Written exercise
Locate each line with the string "this" in the listing below and copy it.

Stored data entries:
◆ ◆ ◆

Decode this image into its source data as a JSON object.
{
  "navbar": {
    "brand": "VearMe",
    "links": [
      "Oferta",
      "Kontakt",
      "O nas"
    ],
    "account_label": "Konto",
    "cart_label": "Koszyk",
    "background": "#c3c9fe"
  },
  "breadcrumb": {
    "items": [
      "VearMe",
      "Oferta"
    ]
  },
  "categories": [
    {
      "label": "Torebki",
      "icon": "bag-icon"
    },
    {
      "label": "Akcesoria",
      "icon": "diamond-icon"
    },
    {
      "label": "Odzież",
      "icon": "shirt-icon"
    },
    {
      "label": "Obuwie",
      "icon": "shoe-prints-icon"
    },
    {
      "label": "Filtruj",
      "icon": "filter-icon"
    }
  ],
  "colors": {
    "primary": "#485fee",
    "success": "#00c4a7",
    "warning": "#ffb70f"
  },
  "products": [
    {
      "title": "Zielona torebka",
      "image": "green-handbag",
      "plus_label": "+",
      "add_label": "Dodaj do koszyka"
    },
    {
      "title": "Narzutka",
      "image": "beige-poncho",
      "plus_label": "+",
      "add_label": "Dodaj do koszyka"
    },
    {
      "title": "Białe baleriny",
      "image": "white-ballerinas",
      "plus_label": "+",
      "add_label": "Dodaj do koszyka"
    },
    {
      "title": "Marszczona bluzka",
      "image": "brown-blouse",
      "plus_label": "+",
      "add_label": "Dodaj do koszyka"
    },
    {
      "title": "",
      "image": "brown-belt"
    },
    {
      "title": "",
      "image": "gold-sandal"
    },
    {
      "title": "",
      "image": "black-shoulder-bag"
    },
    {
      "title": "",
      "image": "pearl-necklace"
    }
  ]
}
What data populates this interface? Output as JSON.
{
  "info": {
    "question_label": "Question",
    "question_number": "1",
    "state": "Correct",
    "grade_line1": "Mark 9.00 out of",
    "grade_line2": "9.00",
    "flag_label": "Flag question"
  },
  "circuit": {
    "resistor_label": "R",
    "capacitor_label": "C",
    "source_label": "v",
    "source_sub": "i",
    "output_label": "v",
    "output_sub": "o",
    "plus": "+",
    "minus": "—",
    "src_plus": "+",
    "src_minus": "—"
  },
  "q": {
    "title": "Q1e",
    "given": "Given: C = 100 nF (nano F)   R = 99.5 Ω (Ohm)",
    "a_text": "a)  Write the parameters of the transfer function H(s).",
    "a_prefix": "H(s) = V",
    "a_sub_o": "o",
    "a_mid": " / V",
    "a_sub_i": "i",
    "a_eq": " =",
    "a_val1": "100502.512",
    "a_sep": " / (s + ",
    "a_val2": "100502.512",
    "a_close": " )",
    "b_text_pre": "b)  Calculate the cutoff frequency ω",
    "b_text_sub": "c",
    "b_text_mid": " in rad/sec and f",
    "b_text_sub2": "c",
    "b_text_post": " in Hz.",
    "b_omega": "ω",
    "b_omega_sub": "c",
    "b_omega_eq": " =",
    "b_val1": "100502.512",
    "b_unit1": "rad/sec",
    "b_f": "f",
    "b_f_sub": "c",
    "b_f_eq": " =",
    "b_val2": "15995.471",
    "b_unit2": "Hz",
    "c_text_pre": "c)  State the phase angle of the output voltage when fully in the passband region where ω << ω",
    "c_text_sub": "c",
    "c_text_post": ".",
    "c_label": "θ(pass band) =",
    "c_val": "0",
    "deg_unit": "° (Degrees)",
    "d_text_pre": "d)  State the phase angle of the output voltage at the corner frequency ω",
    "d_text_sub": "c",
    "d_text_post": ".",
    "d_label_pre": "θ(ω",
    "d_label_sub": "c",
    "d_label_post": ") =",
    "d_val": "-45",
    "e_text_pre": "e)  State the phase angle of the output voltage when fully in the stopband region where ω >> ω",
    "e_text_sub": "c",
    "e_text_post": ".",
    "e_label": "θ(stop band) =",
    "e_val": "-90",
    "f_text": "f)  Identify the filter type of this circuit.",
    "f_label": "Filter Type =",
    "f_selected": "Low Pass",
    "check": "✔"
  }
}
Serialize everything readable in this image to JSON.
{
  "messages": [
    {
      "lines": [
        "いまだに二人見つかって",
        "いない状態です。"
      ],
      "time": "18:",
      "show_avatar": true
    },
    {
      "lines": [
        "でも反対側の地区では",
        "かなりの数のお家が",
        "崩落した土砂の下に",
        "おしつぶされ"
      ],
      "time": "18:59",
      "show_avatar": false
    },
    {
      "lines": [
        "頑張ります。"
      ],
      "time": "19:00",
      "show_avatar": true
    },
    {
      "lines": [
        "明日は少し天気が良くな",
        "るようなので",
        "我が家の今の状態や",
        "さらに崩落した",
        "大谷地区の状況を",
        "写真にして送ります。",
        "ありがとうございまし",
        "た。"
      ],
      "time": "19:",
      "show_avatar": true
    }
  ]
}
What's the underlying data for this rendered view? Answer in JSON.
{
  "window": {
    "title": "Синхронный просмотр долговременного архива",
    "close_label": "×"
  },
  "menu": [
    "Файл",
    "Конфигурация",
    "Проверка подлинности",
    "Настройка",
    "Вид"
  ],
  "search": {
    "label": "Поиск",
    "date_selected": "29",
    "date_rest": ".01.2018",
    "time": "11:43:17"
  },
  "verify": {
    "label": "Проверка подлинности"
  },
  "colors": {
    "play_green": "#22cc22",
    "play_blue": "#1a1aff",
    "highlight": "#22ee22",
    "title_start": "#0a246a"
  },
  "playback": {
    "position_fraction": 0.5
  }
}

◆ ◆ ◆

Written response
Decode this image into its source data as a JSON object.
What data populates this interface? Output as JSON.
    "f_text": "f)  Identify the filter type of this circuit.",
Serialize everything readable in this image to JSON.
What's the underlying data for this rendered view? Answer in JSON.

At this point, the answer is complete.